═══ Records for the exercise

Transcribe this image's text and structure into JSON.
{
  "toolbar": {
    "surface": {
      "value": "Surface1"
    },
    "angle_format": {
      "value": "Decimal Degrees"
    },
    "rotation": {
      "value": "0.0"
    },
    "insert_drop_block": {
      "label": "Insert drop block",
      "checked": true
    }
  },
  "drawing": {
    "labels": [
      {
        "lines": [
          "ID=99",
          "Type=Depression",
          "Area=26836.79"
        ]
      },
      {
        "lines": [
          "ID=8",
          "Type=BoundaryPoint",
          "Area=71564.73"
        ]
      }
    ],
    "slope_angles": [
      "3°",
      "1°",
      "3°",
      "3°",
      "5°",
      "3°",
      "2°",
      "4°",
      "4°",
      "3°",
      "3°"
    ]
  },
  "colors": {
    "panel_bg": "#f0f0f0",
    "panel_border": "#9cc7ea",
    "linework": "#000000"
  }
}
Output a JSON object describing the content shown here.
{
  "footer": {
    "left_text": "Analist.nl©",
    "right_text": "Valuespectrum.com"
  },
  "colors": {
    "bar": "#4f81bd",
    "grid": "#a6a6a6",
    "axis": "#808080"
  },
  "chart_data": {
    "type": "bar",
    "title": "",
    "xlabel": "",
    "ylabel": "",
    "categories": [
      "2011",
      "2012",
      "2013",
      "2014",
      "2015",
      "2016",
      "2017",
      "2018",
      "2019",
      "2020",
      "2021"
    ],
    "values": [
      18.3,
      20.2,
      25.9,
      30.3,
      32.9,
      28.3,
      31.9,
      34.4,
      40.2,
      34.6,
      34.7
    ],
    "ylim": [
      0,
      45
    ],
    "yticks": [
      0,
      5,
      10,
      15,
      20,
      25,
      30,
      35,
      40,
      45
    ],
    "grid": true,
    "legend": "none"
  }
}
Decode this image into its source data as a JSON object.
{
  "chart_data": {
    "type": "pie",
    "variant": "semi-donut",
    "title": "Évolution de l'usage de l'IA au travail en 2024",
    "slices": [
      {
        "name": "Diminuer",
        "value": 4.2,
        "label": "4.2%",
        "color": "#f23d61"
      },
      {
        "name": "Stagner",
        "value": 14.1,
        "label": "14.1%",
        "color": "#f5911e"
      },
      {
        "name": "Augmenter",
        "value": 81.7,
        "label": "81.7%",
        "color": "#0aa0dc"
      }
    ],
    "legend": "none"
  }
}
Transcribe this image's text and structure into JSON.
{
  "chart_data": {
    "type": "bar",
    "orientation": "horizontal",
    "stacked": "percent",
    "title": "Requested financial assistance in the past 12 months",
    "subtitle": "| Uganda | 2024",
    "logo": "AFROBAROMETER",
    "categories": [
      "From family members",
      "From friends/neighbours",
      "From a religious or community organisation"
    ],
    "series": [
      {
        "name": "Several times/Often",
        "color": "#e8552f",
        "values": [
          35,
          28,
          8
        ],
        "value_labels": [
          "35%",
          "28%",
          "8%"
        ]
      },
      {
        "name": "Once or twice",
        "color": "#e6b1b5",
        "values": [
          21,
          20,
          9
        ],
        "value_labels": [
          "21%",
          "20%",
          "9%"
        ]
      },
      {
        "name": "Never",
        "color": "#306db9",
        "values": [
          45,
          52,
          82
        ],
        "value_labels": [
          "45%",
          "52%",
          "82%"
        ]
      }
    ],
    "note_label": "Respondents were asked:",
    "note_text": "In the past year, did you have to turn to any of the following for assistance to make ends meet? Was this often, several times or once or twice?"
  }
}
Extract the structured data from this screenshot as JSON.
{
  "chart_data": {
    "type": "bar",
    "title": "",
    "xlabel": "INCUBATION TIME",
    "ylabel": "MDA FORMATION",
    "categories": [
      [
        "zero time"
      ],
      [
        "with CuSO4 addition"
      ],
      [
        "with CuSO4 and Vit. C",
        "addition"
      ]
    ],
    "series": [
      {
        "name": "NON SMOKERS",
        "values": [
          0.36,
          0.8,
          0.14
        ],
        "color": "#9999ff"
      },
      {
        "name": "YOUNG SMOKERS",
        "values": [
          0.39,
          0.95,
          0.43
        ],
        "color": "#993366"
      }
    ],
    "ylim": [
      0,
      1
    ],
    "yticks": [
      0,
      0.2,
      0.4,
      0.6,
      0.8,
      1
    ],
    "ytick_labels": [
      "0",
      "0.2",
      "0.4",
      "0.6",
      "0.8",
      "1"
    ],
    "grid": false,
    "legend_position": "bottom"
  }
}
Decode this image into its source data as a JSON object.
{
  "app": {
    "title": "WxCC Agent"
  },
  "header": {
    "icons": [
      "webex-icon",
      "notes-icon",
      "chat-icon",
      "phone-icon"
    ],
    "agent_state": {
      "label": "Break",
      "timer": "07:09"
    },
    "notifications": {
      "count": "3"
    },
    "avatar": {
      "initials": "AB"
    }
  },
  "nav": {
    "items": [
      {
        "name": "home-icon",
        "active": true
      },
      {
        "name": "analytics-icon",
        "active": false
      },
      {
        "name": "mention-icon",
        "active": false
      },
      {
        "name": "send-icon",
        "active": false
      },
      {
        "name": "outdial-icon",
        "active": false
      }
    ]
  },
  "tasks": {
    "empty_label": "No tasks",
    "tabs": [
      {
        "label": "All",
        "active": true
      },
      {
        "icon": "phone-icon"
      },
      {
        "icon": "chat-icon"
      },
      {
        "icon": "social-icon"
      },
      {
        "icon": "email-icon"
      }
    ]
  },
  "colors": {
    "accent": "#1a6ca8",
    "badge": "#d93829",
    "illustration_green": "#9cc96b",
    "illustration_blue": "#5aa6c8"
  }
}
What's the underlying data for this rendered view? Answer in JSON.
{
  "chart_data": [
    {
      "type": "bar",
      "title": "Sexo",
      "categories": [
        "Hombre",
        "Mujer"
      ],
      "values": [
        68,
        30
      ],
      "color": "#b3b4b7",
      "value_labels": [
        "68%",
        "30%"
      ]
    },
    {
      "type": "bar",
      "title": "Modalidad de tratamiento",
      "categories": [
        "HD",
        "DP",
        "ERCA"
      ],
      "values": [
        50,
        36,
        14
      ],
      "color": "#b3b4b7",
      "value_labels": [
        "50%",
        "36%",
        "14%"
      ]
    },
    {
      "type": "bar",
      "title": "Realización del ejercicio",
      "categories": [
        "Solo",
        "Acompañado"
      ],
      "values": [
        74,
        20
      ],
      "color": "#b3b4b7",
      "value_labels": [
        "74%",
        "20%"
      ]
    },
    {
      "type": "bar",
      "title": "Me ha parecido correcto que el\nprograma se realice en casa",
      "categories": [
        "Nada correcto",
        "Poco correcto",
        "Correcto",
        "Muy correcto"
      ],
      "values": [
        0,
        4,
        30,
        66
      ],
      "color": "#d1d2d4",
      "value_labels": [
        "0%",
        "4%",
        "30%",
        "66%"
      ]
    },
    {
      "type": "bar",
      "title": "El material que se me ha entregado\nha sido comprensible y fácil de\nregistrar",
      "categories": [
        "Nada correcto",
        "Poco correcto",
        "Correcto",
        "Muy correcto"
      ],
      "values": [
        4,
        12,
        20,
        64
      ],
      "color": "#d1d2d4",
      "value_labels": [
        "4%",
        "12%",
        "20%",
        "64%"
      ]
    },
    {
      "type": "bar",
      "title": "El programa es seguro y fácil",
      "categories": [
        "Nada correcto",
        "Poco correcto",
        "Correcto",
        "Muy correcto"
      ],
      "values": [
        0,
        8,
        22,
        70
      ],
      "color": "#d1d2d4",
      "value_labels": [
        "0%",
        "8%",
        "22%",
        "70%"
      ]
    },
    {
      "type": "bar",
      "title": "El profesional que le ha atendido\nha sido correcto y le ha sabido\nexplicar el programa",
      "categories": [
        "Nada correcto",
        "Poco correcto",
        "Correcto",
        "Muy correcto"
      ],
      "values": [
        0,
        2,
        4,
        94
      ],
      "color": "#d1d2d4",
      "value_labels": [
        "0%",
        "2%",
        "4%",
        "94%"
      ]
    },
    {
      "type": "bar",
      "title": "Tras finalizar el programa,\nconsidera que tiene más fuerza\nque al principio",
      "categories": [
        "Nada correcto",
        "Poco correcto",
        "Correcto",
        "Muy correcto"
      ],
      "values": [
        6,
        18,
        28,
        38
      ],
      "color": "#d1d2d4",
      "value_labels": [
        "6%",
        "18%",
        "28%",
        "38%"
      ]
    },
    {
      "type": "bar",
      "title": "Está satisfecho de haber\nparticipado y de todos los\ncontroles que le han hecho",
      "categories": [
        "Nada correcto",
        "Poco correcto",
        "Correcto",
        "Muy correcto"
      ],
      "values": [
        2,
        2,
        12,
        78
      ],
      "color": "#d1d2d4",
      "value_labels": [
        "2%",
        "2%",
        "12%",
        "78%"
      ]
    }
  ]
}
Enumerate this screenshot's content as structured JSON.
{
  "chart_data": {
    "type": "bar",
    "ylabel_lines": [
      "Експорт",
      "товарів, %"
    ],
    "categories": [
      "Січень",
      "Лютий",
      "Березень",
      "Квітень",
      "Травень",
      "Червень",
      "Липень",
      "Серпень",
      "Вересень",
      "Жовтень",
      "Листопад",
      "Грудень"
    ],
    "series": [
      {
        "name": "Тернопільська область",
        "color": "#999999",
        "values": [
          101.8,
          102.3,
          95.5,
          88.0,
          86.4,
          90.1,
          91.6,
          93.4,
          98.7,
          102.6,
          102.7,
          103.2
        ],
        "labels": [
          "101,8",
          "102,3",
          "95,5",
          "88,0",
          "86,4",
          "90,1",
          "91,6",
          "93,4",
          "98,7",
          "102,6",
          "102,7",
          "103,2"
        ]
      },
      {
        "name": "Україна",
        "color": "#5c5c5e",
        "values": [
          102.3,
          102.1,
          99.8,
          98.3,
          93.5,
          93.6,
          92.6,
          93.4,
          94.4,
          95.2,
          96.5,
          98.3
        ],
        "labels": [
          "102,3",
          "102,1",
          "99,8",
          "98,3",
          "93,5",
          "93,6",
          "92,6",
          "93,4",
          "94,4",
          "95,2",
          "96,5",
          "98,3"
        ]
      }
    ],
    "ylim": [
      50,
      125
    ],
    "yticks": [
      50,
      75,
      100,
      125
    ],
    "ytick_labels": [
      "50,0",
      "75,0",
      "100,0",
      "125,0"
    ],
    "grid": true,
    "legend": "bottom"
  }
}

══════

__Exercise goal__:
Pull every line containing "assistance" out of the data above.

__Completed task__:
    "title": "Requested financial assistance in the past 12 months",
    "note_text": "In the past year, did you have to turn to any of the following for assistance to make ends meet? Was this often, several times or once or twice?"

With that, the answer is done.